◆ WHAT TO DO
Exactly as written, print each record in the listing.

Collected data entries

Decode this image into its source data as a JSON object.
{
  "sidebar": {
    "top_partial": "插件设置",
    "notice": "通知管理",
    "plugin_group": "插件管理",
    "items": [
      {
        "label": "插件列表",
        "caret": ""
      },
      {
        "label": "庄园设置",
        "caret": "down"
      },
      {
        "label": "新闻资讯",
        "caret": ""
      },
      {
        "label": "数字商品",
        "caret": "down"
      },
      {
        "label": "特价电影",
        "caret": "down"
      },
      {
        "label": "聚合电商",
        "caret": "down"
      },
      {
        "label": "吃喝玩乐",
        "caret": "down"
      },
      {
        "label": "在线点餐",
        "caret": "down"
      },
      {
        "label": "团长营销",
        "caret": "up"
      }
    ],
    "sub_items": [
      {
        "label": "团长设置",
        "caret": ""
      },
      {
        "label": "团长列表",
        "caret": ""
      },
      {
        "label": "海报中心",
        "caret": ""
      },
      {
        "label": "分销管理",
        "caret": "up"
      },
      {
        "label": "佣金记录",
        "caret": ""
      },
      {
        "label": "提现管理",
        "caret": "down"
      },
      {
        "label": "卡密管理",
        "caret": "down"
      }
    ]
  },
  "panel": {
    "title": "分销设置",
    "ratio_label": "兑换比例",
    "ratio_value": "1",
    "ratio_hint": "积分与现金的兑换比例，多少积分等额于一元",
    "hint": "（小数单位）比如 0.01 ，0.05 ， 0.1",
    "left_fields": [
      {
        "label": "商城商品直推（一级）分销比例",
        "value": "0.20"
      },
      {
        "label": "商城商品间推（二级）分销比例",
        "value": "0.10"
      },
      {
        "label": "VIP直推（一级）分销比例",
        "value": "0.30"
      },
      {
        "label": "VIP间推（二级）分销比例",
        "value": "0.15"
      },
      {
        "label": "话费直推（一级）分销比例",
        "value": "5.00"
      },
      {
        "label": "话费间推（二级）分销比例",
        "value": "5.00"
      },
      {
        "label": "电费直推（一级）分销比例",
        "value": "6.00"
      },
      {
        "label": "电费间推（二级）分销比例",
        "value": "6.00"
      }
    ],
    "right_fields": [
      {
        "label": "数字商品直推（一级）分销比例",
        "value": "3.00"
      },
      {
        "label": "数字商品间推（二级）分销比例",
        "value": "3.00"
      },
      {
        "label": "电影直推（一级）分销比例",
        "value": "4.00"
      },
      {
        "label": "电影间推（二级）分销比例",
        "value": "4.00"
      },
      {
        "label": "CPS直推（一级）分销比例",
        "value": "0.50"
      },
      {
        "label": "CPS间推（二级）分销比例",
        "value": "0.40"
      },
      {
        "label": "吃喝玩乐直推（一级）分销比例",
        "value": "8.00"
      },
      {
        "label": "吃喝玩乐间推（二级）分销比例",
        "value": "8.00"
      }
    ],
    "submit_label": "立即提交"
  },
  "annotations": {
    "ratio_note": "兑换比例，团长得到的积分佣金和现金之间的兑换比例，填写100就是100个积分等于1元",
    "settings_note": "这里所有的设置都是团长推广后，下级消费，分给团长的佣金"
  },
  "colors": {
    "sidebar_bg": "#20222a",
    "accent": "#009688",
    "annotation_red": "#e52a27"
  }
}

◆ THE REPLY
Decode this image into its source data as a JSON object.
{
  "sidebar": {
    "top_partial": "插件设置",
    "notice": "通知管理",
    "plugin_group": "插件管理",
    "items": [
      {
        "label": "插件列表",
        "caret": ""
      },
      {
        "label": "庄园设置",
        "caret": "down"
      },
      {
        "label": "新闻资讯",
        "caret": ""
      },
      {
        "label": "数字商品",
        "caret": "down"
      },
      {
        "label": "特价电影",
        "caret": "down"
      },
      {
        "label": "聚合电商",
        "caret": "down"
      },
      {
        "label": "吃喝玩乐",
        "caret": "down"
      },
      {
        "label": "在线点餐",
        "caret": "down"
      },
      {
        "label": "团长营销",
        "caret": "up"
      }
    ],
    "sub_items": [
      {
        "label": "团长设置",
        "caret": ""
      },
      {
        "label": "团长列表",
        "caret": ""
      },
      {
        "label": "海报中心",
        "caret": ""
      },
      {
        "label": "分销管理",
        "caret": "up"
      },
      {
        "label": "佣金记录",
        "caret": ""
      },
      {
        "label": "提现管理",
        "caret": "down"
      },
      {
        "label": "卡密管理",
        "caret": "down"
      }
    ]
  },
  "panel": {
    "title": "分销设置",
    "ratio_label": "兑换比例",
    "ratio_value": "1",
    "ratio_hint": "积分与现金的兑换比例，多少积分等额于一元",
    "hint": "（小数单位）比如 0.01 ，0.05 ， 0.1",
    "left_fields": [
      {
        "label": "商城商品直推（一级）分销比例",
        "value": "0.20"
      },
      {
        "label": "商城商品间推（二级）分销比例",
        "value": "0.10"
      },
      {
        "label": "VIP直推（一级）分销比例",
        "value": "0.30"
      },
      {
        "label": "VIP间推（二级）分销比例",
        "value": "0.15"
      },
      {
        "label": "话费直推（一级）分销比例",
        "value": "5.00"
      },
      {
        "label": "话费间推（二级）分销比例",
        "value": "5.00"
      },
      {
        "label": "电费直推（一级）分销比例",
        "value": "6.00"
      },
      {
        "label": "电费间推（二级）分销比例",
        "value": "6.00"
      }
    ],
    "right_fields": [
      {
        "label": "数字商品直推（一级）分销比例",
        "value": "3.00"
      },
      {
        "label": "数字商品间推（二级）分销比例",
        "value": "3.00"
      },
      {
        "label": "电影直推（一级）分销比例",
        "value": "4.00"
      },
      {
        "label": "电影间推（二级）分销比例",
        "value": "4.00"
      },
      {
        "label": "CPS直推（一级）分销比例",
        "value": "0.50"
      },
      {
        "label": "CPS间推（二级）分销比例",
        "value": "0.40"
      },
      {
        "label": "吃喝玩乐直推（一级）分销比例",
        "value": "8.00"
      },
      {
        "label": "吃喝玩乐间推（二级）分销比例",
        "value": "8.00"
      }
    ],
    "submit_label": "立即提交"
  },
  "annotations": {
    "ratio_note": "兑换比例，团长得到的积分佣金和现金之间的兑换比例，填写100就是100个积分等于1元",
    "settings_note": "这里所有的设置都是团长推广后，下级消费，分给团长的佣金"
  },
  "colors": {
    "sidebar_bg": "#20222a",
    "accent": "#009688",
    "annotation_red": "#e52a27"
  }
}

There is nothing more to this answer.